* Begin *

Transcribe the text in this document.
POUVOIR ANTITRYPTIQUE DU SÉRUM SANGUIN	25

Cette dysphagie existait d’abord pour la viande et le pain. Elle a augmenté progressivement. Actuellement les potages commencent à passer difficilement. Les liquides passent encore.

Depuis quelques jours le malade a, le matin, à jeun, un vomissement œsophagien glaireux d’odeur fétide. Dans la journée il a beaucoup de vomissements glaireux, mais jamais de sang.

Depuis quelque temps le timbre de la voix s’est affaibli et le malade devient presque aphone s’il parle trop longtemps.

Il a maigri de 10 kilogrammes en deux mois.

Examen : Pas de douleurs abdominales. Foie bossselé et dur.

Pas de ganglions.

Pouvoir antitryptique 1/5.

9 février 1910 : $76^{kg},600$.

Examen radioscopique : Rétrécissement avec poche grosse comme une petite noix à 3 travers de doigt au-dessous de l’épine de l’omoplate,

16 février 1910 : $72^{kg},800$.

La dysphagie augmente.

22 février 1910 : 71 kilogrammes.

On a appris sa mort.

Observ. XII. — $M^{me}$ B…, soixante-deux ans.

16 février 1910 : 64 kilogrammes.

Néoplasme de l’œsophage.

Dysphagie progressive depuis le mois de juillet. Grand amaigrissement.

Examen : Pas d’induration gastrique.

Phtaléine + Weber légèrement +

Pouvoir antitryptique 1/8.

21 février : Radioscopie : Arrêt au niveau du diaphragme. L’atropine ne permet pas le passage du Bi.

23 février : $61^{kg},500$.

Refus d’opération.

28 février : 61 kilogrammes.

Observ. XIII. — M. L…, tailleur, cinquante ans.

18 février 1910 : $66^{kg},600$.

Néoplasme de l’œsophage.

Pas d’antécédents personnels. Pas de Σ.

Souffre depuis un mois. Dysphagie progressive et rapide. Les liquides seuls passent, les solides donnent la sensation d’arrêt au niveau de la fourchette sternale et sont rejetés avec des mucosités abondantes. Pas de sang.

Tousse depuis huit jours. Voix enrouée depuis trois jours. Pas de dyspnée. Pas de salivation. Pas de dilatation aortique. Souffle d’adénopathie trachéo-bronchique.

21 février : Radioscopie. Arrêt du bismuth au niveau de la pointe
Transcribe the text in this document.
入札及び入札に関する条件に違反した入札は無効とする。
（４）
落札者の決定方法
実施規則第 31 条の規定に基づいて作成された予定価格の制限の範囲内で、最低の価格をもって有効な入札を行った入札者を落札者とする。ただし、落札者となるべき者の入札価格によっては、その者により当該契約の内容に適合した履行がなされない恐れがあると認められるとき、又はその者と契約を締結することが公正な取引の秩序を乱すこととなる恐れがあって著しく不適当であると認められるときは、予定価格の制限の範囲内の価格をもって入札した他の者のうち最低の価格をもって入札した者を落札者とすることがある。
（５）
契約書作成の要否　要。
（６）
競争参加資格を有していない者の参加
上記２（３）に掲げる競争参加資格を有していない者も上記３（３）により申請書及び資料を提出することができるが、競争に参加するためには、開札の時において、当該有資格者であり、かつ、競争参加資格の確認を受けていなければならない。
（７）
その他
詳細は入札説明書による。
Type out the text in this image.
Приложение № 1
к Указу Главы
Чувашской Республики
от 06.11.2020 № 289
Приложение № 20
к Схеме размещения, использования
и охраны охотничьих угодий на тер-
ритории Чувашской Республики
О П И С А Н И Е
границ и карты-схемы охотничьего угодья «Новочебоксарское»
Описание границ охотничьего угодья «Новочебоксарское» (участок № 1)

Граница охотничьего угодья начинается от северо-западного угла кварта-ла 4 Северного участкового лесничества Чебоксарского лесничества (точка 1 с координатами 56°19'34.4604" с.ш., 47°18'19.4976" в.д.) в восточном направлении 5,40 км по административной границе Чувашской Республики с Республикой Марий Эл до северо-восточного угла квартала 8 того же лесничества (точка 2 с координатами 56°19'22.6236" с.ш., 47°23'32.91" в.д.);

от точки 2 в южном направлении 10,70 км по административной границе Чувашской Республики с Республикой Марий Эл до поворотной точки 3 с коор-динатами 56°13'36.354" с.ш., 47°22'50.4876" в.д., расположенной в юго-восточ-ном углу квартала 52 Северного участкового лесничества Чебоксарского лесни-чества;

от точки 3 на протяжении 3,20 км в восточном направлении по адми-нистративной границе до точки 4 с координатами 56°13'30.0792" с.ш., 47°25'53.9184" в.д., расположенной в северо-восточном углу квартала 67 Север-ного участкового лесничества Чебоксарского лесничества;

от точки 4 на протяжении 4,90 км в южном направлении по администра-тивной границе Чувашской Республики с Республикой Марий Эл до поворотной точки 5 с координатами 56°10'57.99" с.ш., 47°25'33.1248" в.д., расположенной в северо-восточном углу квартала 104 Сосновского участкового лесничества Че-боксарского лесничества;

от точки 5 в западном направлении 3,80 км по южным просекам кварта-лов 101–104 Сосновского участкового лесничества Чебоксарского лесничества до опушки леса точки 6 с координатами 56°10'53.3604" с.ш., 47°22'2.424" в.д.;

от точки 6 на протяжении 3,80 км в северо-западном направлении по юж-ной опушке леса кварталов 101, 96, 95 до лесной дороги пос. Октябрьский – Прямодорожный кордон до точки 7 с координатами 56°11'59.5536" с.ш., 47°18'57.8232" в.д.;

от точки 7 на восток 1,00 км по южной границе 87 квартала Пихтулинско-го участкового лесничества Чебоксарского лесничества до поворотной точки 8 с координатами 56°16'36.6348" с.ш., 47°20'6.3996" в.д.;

* End *

SET TASK —
From the listing above, copy all lines holding the word "административной".

COMPLETE RESPONSE —
Граница охотничьего угодья начинается от северо-западного угла кварта-ла 4 Северного участкового лесничества Чебоксарского лесничества (точка 1 с координатами 56°19'34.4604" с.ш., 47°18'19.4976" в.д.) в восточном направлении 5,40 км по административной границе Чувашской Республики с Республикой Марий Эл до северо-восточного угла квартала 8 того же лесничества (точка 2 с координатами 56°19'22.6236" с.ш., 47°23'32.91" в.д.);
от точки 2 в южном направлении 10,70 км по административной границе Чувашской Республики с Республикой Марий Эл до поворотной точки 3 с коор-динатами 56°13'36.354" с.ш., 47°22'50.4876" в.д., расположенной в юго-восточ-ном углу квартала 52 Северного участкового лесничества Чебоксарского лесни-чества;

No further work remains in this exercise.